[WORK TO BE COMPLETED]
Search the entries for the string "letter" and give the number of lines that hold it, nothing more.

BEGIN RECORDS PROVIDED

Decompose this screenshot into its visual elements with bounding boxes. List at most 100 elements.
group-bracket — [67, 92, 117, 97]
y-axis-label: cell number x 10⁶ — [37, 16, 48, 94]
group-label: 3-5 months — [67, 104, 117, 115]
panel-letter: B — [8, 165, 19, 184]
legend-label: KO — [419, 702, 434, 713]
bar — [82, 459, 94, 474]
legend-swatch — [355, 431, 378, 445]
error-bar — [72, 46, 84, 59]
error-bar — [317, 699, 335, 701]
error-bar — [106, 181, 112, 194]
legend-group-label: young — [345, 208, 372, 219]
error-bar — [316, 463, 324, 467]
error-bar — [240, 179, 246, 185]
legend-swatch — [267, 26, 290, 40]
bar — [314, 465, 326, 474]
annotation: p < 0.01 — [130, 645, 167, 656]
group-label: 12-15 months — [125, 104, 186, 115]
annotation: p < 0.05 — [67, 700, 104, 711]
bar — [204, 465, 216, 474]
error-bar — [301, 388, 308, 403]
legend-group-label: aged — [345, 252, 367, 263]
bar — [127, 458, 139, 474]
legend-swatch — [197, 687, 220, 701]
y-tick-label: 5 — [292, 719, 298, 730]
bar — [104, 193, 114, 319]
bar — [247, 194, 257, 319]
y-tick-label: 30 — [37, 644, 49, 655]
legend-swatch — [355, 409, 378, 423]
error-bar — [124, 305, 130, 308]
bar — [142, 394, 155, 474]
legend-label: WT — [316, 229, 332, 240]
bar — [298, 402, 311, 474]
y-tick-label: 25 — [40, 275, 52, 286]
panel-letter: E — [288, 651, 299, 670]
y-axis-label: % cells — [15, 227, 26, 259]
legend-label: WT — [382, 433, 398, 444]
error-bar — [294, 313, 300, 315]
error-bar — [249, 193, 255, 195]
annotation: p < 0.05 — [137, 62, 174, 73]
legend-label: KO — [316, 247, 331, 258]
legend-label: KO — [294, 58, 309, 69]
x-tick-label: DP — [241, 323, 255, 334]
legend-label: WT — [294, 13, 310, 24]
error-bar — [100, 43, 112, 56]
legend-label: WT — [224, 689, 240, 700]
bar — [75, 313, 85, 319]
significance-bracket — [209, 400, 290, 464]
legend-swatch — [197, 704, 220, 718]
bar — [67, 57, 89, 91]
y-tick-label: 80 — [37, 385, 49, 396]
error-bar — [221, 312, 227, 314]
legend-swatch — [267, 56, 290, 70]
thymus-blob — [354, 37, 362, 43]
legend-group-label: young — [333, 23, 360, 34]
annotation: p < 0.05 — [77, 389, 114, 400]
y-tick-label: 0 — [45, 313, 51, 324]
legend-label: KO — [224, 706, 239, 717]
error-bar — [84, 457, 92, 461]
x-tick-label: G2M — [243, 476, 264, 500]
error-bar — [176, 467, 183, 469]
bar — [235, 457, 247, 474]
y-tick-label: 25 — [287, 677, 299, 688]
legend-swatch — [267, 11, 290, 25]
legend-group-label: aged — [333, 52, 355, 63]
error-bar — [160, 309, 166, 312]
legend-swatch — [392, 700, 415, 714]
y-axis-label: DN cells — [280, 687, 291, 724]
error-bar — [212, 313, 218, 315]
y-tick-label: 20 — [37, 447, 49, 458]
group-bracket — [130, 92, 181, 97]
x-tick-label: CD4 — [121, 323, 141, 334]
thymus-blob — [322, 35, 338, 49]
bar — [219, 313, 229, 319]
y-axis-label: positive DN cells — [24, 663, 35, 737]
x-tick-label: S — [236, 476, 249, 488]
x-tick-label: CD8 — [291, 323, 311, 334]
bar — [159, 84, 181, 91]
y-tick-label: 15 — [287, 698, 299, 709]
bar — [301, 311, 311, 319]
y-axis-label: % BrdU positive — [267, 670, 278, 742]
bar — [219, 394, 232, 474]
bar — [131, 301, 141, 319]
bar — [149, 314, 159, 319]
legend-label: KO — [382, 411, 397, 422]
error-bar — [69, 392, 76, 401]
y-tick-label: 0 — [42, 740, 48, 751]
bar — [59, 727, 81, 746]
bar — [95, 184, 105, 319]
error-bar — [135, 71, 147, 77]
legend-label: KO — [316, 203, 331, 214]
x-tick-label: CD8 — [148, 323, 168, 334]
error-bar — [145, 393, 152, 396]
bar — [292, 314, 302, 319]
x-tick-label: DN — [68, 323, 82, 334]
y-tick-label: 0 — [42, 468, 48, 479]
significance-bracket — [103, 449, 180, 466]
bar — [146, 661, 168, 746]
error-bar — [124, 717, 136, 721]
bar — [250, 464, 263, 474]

END RECORDS PROVIDED

[RESULT OF THIS EXERCISE]
2